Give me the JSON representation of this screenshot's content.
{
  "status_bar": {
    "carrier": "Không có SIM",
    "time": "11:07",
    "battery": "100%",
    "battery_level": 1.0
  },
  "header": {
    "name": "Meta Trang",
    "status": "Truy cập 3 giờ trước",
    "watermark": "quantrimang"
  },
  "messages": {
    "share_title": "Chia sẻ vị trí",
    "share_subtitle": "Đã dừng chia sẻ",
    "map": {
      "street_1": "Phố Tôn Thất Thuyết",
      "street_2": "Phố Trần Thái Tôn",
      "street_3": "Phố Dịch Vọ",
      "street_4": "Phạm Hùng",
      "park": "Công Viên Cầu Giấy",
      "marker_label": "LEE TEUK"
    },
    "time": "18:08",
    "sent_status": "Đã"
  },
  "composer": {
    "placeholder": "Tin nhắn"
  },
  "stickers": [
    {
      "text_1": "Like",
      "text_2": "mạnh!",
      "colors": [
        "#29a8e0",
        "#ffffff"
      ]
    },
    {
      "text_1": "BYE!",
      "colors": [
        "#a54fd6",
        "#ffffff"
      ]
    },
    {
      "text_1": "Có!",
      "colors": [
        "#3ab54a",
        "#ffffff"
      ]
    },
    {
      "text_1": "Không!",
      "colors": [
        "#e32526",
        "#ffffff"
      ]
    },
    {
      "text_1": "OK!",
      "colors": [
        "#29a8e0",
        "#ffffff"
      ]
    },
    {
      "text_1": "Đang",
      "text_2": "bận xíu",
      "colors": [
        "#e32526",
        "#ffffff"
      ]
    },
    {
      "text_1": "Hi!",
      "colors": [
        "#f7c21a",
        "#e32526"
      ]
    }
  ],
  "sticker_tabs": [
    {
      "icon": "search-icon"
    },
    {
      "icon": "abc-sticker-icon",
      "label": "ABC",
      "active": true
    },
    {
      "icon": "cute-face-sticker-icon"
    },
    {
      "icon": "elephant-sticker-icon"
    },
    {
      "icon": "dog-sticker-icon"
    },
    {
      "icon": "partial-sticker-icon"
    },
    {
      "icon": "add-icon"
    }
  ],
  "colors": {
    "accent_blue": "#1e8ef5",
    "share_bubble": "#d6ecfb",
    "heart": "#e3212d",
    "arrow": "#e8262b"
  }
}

* GIVEN TASK *
Find the word "icon" in the data and copy out each line where it turns up.

* OUTPUT FOR THIS EXERCISE *
      "icon": "search-icon"
      "icon": "abc-sticker-icon",
      "icon": "cute-face-sticker-icon"
      "icon": "elephant-sticker-icon"
      "icon": "dog-sticker-icon"
      "icon": "partial-sticker-icon"
      "icon": "add-icon"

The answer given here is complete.